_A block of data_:
>> start

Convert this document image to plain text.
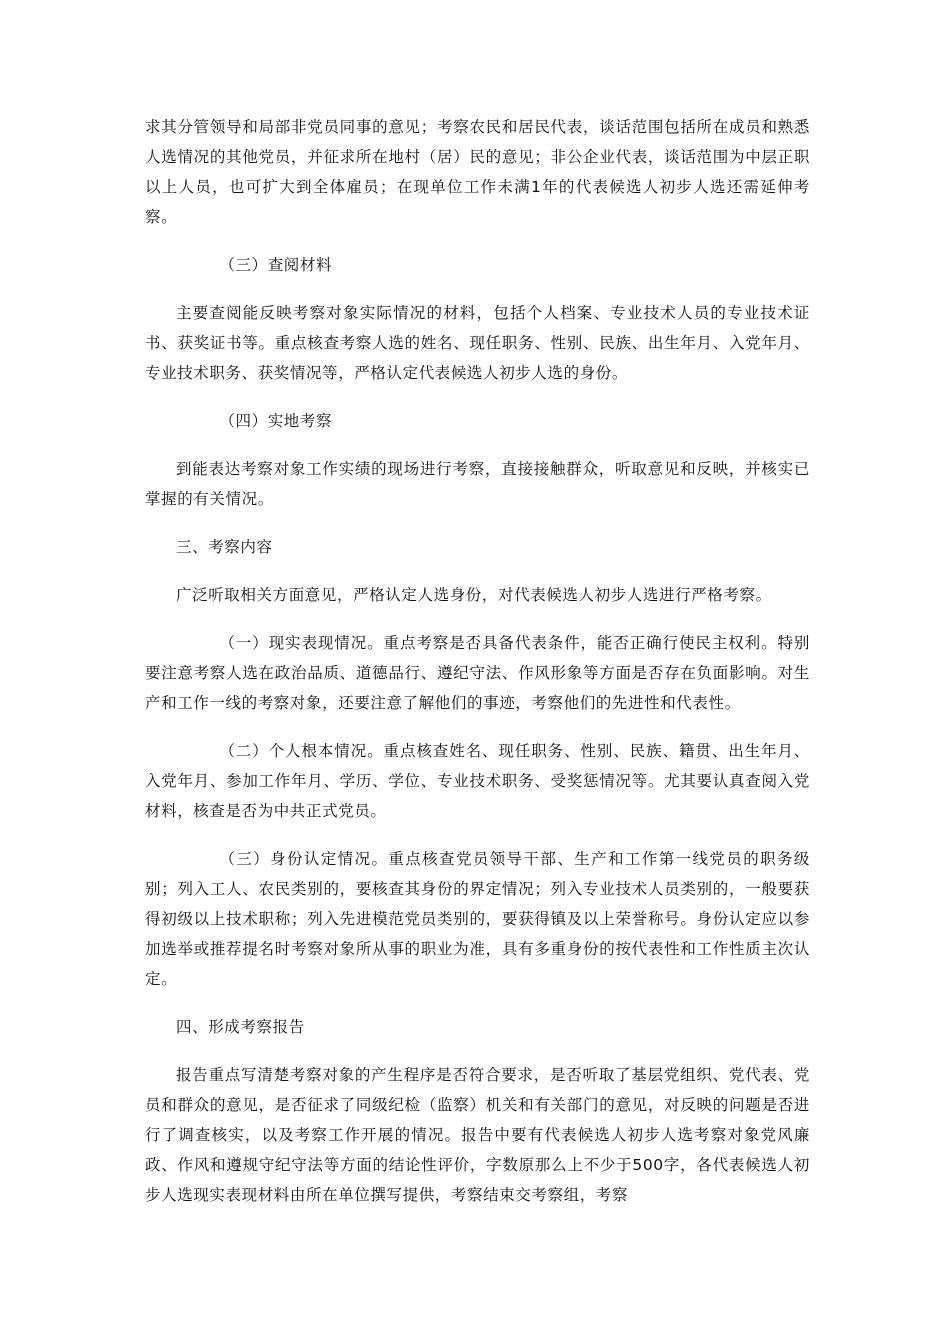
求其分管领导和局部非党员同事的意见；考察农民和居民代表，谈话范围包括所在成员和熟悉人选情况的其他党员，并征求所在地村（居）民的意见；非公企业代表，谈话范围为中层正职以上人员，也可扩大到全体雇员；在现单位工作未满1年的代表候选人初步人选还需延伸考察。

（三）查阅材料

主要查阅能反映考察对象实际情况的材料，包括个人档案、专业技术人员的专业技术证书、获奖证书等。重点核查考察人选的姓名、现任职务、性别、民族、出生年月、入党年月、专业技术职务、获奖情况等，严格认定代表候选人初步人选的身份。

（四）实地考察

到能表达考察对象工作实绩的现场进行考察，直接接触群众，听取意见和反映，并核实已掌握的有关情况。

三、考察内容

广泛听取相关方面意见，严格认定人选身份，对代表候选人初步人选进行严格考察。

（一）现实表现情况。重点考察是否具备代表条件，能否正确行使民主权利。特别要注意考察人选在政治品质、道德品行、遵纪守法、作风形象等方面是否存在负面影响。对生产和工作一线的考察对象，还要注意了解他们的事迹，考察他们的先进性和代表性。

（二）个人根本情况。重点核查姓名、现任职务、性别、民族、籍贯、出生年月、入党年月、参加工作年月、学历、学位、专业技术职务、受奖惩情况等。尤其要认真查阅入党材料，核查是否为中共正式党员。

（三）身份认定情况。重点核查党员领导干部、生产和工作第一线党员的职务级别；列入工人、农民类别的，要核查其身份的界定情况；列入专业技术人员类别的，一般要获得初级以上技术职称；列入先进模范党员类别的，要获得镇及以上荣誉称号。身份认定应以参加选举或推荐提名时考察对象所从事的职业为准，具有多重身份的按代表性和工作性质主次认定。

四、形成考察报告

报告重点写清楚考察对象的产生程序是否符合要求，是否听取了基层党组织、党代表、党员和群众的意见，是否征求了同级纪检（监察）机关和有关部门的意见，对反映的问题是否进行了调查核实，以及考察工作开展的情况。报告中要有代表候选人初步人选考察对象党风廉政、作风和遵规守纪守法等方面的结论性评价，字数原那么上不少于500字，各代表候选人初步人选现实表现材料由所在单位撰写提供，考察结束交考察组，考察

>> end

_Exercise prompt_:
Wherever the string "出生年月" appears in the entries above, list that line.

_Complete output_:
主要查阅能反映考察对象实际情况的材料，包括个人档案、专业技术人员的专业技术证书、获奖证书等。重点核查考察人选的姓名、现任职务、性别、民族、出生年月、入党年月、专业技术职务、获奖情况等，严格认定代表候选人初步人选的身份。
（二）个人根本情况。重点核查姓名、现任职务、性别、民族、籍贯、出生年月、入党年月、参加工作年月、学历、学位、专业技术职务、受奖惩情况等。尤其要认真查阅入党材料，核查是否为中共正式党员。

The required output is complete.